» TASK BRIEF:
Write the entries out again exactly as they stand, but without the pictures.

» EXTRACTED MATERIAL:

==========

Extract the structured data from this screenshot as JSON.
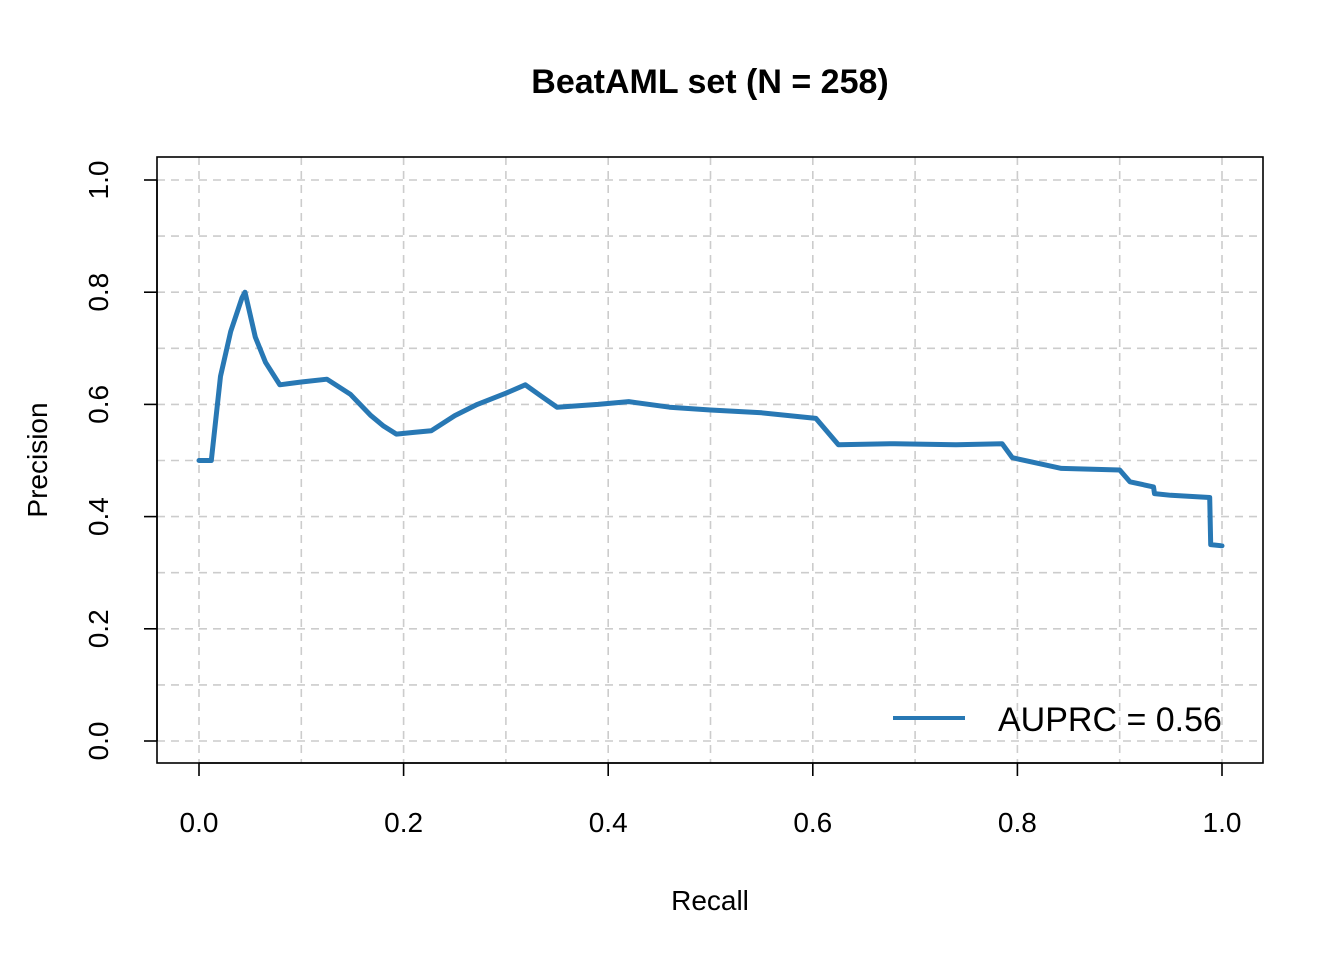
{
  "chart_data": {
    "type": "line",
    "title": "BeatAML set (N = 258)",
    "xlabel": "Recall",
    "ylabel": "Precision",
    "xlim": [
      0.0,
      1.0
    ],
    "ylim": [
      0.0,
      1.0
    ],
    "x_ticks": [
      "0.0",
      "0.2",
      "0.4",
      "0.6",
      "0.8",
      "1.0"
    ],
    "y_ticks": [
      "0.0",
      "0.2",
      "0.4",
      "0.6",
      "0.8",
      "1.0"
    ],
    "grid": true,
    "legend_position": "bottom-right",
    "series": [
      {
        "name": "AUPRC = 0.56",
        "color": "#2878b4",
        "x": [
          0.0,
          0.012,
          0.021,
          0.031,
          0.042,
          0.045,
          0.055,
          0.065,
          0.079,
          0.1,
          0.125,
          0.148,
          0.168,
          0.18,
          0.193,
          0.21,
          0.227,
          0.25,
          0.272,
          0.3,
          0.319,
          0.335,
          0.35,
          0.39,
          0.42,
          0.46,
          0.5,
          0.55,
          0.603,
          0.625,
          0.68,
          0.74,
          0.785,
          0.795,
          0.82,
          0.843,
          0.9,
          0.91,
          0.933,
          0.934,
          0.95,
          0.988,
          0.989,
          1.0
        ],
        "y": [
          0.5,
          0.5,
          0.65,
          0.73,
          0.79,
          0.8,
          0.72,
          0.675,
          0.635,
          0.64,
          0.645,
          0.618,
          0.58,
          0.562,
          0.547,
          0.55,
          0.553,
          0.58,
          0.6,
          0.62,
          0.635,
          0.614,
          0.595,
          0.6,
          0.605,
          0.595,
          0.59,
          0.585,
          0.575,
          0.528,
          0.53,
          0.528,
          0.53,
          0.505,
          0.495,
          0.486,
          0.483,
          0.462,
          0.453,
          0.441,
          0.438,
          0.434,
          0.35,
          0.348
        ]
      }
    ]
  }
}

==========

» TASK RESULT:
Extract the structured data from this screenshot as JSON.
{
  "chart_data": {
    "type": "line",
    "title": "BeatAML set (N = 258)",
    "xlabel": "Recall",
    "ylabel": "Precision",
    "xlim": [
      0.0,
      1.0
    ],
    "ylim": [
      0.0,
      1.0
    ],
    "x_ticks": [
      "0.0",
      "0.2",
      "0.4",
      "0.6",
      "0.8",
      "1.0"
    ],
    "y_ticks": [
      "0.0",
      "0.2",
      "0.4",
      "0.6",
      "0.8",
      "1.0"
    ],
    "grid": true,
    "legend_position": "bottom-right",
    "series": [
      {
        "name": "AUPRC = 0.56",
        "color": "#2878b4",
        "x": [
          0.0,
          0.012,
          0.021,
          0.031,
          0.042,
          0.045,
          0.055,
          0.065,
          0.079,
          0.1,
          0.125,
          0.148,
          0.168,
          0.18,
          0.193,
          0.21,
          0.227,
          0.25,
          0.272,
          0.3,
          0.319,
          0.335,
          0.35,
          0.39,
          0.42,
          0.46,
          0.5,
          0.55,
          0.603,
          0.625,
          0.68,
          0.74,
          0.785,
          0.795,
          0.82,
          0.843,
          0.9,
          0.91,
          0.933,
          0.934,
          0.95,
          0.988,
          0.989,
          1.0
        ],
        "y": [
          0.5,
          0.5,
          0.65,
          0.73,
          0.79,
          0.8,
          0.72,
          0.675,
          0.635,
          0.64,
          0.645,
          0.618,
          0.58,
          0.562,
          0.547,
          0.55,
          0.553,
          0.58,
          0.6,
          0.62,
          0.635,
          0.614,
          0.595,
          0.6,
          0.605,
          0.595,
          0.59,
          0.585,
          0.575,
          0.528,
          0.53,
          0.528,
          0.53,
          0.505,
          0.495,
          0.486,
          0.483,
          0.462,
          0.453,
          0.441,
          0.438,
          0.434,
          0.35,
          0.348
        ]
      }
    ]
  }
}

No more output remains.